:: Problem description ::
Your task is to copy every line of the records below that contains "الكبير".

:: Supplied entries ::

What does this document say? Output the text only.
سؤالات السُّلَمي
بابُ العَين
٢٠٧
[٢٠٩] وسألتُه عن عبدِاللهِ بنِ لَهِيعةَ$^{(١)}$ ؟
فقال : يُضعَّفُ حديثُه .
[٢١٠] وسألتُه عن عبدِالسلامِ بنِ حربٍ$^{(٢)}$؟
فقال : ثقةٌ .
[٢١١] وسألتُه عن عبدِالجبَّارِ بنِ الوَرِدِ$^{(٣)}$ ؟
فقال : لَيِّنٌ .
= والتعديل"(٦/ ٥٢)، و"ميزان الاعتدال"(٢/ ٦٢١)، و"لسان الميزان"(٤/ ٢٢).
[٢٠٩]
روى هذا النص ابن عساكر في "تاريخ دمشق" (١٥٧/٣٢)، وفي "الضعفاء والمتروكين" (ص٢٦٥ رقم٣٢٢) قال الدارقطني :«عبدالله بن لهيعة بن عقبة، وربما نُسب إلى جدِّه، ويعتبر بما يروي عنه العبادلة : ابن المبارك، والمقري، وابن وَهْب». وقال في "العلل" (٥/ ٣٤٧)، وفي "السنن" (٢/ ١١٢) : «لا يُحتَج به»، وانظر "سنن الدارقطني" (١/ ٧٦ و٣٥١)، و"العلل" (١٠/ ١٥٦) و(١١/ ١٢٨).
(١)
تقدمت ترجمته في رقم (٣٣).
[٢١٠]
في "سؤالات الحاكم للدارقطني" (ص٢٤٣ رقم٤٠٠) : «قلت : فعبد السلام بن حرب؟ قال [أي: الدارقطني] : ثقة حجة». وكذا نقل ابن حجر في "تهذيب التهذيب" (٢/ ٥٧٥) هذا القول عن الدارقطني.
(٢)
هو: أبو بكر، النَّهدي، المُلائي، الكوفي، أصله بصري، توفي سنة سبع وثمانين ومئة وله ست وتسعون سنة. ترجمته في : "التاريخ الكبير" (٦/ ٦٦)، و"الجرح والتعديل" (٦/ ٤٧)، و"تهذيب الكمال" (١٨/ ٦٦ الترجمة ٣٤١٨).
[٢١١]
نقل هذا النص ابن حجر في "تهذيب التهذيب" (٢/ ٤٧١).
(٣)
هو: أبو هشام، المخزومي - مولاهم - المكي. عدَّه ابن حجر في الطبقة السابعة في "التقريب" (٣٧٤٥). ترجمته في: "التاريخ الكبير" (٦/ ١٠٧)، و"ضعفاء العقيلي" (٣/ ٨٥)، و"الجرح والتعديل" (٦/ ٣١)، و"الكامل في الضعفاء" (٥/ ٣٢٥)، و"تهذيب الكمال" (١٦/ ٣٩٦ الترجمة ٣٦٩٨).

:: Task result ::
هو: أبو بكر، النَّهدي، المُلائي، الكوفي، أصله بصري، توفي سنة سبع وثمانين ومئة وله ست وتسعون سنة. ترجمته في : "التاريخ الكبير" (٦/ ٦٦)، و"الجرح والتعديل" (٦/ ٤٧)، و"تهذيب الكمال" (١٨/ ٦٦ الترجمة ٣٤١٨).
هو: أبو هشام، المخزومي - مولاهم - المكي. عدَّه ابن حجر في الطبقة السابعة في "التقريب" (٣٧٤٥). ترجمته في: "التاريخ الكبير" (٦/ ١٠٧)، و"ضعفاء العقيلي" (٣/ ٨٥)، و"الجرح والتعديل" (٦/ ٣١)، و"الكامل في الضعفاء" (٥/ ٣٢٥)، و"تهذيب الكمال" (١٦/ ٣٩٦ الترجمة ٣٦٩٨).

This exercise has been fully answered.